▶ _To do_: Each line that follows is to be retyped exactly.

═════ Given data

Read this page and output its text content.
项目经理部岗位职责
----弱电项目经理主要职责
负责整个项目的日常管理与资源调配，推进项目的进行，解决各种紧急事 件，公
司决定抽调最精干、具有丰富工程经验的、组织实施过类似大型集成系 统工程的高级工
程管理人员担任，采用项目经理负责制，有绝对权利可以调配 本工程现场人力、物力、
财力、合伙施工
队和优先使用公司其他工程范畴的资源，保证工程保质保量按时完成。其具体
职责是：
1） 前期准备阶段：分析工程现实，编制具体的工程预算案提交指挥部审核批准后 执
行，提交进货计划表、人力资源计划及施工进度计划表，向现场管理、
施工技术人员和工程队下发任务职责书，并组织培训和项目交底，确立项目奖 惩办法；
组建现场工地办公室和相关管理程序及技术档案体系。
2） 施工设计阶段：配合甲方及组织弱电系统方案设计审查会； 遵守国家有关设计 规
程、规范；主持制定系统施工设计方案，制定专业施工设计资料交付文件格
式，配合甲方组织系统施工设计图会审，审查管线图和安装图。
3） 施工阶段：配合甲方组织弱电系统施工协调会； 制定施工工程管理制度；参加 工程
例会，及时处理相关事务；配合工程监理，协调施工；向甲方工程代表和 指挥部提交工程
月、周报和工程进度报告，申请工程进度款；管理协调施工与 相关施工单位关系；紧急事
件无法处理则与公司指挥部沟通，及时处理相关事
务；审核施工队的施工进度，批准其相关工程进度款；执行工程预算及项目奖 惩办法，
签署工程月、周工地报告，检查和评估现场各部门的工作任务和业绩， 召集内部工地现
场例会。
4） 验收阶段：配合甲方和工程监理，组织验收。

══════════

▶ _Exercise answer_:
Read this page and output its text content.
项目经理部岗位职责
----弱电项目经理主要职责
负责整个项目的日常管理与资源调配，推进项目的进行，解决各种紧急事 件，公
司决定抽调最精干、具有丰富工程经验的、组织实施过类似大型集成系 统工程的高级工
程管理人员担任，采用项目经理负责制，有绝对权利可以调配 本工程现场人力、物力、
财力、合伙施工
队和优先使用公司其他工程范畴的资源，保证工程保质保量按时完成。其具体
职责是：
1） 前期准备阶段：分析工程现实，编制具体的工程预算案提交指挥部审核批准后 执
行，提交进货计划表、人力资源计划及施工进度计划表，向现场管理、
施工技术人员和工程队下发任务职责书，并组织培训和项目交底，确立项目奖 惩办法；
组建现场工地办公室和相关管理程序及技术档案体系。
2） 施工设计阶段：配合甲方及组织弱电系统方案设计审查会； 遵守国家有关设计 规
程、规范；主持制定系统施工设计方案，制定专业施工设计资料交付文件格
式，配合甲方组织系统施工设计图会审，审查管线图和安装图。
3） 施工阶段：配合甲方组织弱电系统施工协调会； 制定施工工程管理制度；参加 工程
例会，及时处理相关事务；配合工程监理，协调施工；向甲方工程代表和 指挥部提交工程
月、周报和工程进度报告，申请工程进度款；管理协调施工与 相关施工单位关系；紧急事
件无法处理则与公司指挥部沟通，及时处理相关事
务；审核施工队的施工进度，批准其相关工程进度款；执行工程预算及项目奖 惩办法，
签署工程月、周工地报告，检查和评估现场各部门的工作任务和业绩， 召集内部工地现
场例会。
4） 验收阶段：配合甲方和工程监理，组织验收。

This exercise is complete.